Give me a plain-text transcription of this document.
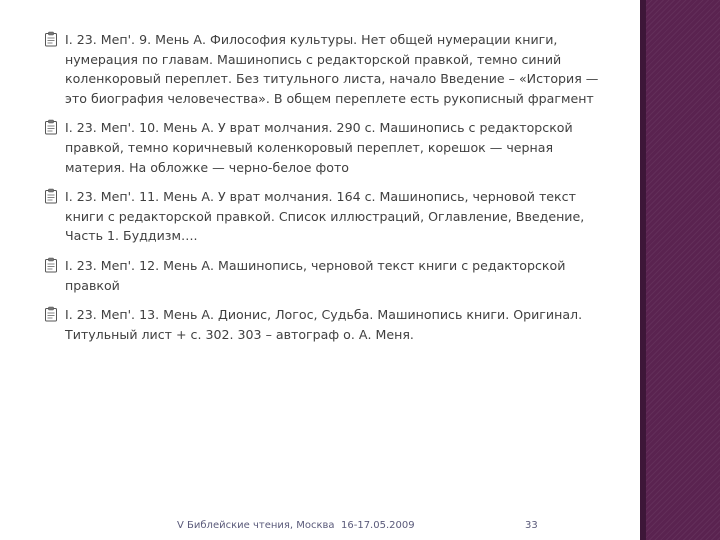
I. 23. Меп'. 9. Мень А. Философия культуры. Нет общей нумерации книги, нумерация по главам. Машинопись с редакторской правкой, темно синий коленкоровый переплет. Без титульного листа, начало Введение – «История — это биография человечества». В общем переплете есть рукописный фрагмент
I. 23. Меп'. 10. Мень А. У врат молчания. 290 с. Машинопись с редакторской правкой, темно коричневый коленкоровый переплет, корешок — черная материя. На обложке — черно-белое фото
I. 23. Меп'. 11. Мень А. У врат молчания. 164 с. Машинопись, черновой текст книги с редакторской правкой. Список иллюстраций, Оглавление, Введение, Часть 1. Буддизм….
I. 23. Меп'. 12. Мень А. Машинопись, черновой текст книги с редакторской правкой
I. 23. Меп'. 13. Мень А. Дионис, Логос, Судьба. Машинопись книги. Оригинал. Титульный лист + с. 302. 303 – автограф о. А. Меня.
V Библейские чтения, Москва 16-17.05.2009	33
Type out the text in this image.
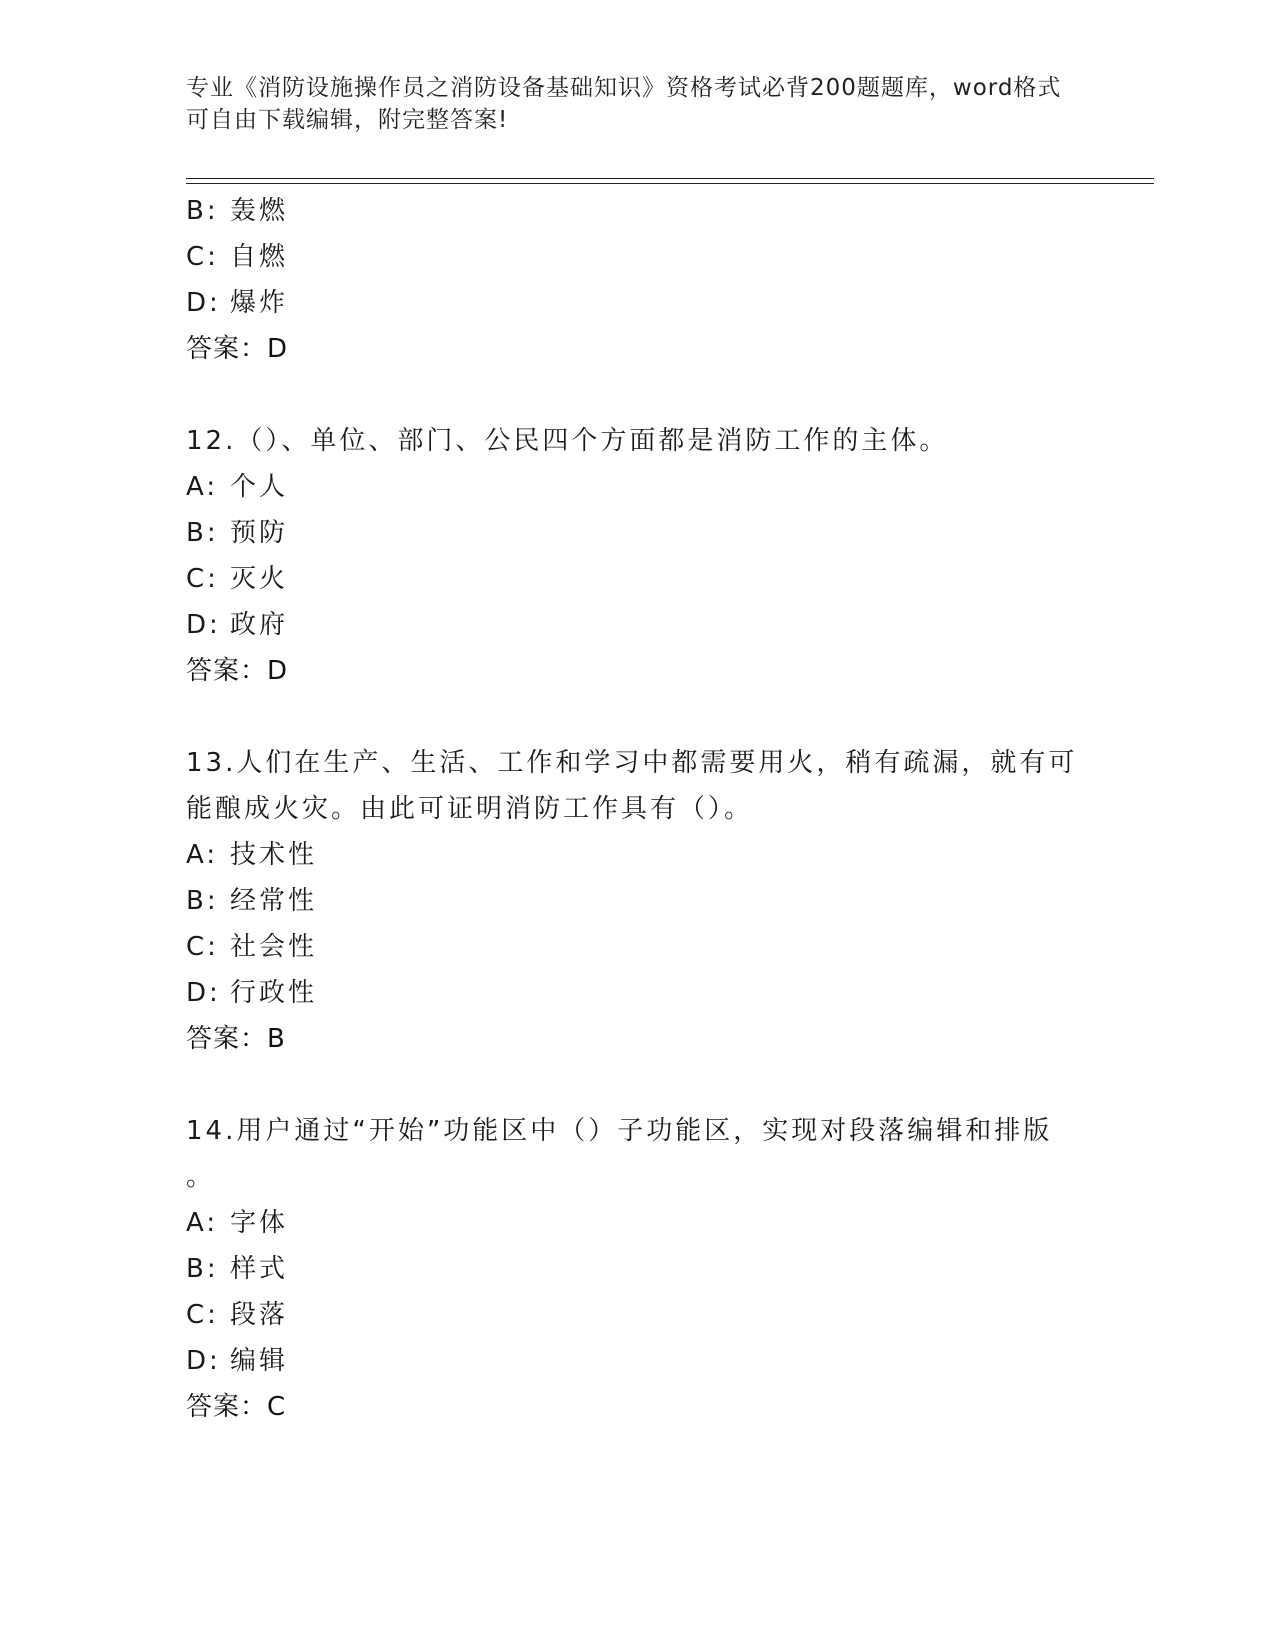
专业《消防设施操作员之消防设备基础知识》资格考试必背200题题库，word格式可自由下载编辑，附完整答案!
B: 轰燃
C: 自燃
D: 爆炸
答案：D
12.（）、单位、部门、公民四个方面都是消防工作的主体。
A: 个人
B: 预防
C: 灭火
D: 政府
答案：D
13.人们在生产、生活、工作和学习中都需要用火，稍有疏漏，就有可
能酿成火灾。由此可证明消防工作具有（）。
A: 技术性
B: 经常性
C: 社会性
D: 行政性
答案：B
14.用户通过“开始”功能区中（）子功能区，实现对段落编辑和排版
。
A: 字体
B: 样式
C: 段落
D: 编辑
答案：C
____________________
Exercise goal:
From the records, copy every line that has the string "this" in it.

Exercise response:
Give me a plain-text transcription of this document.
Type out the text in this image.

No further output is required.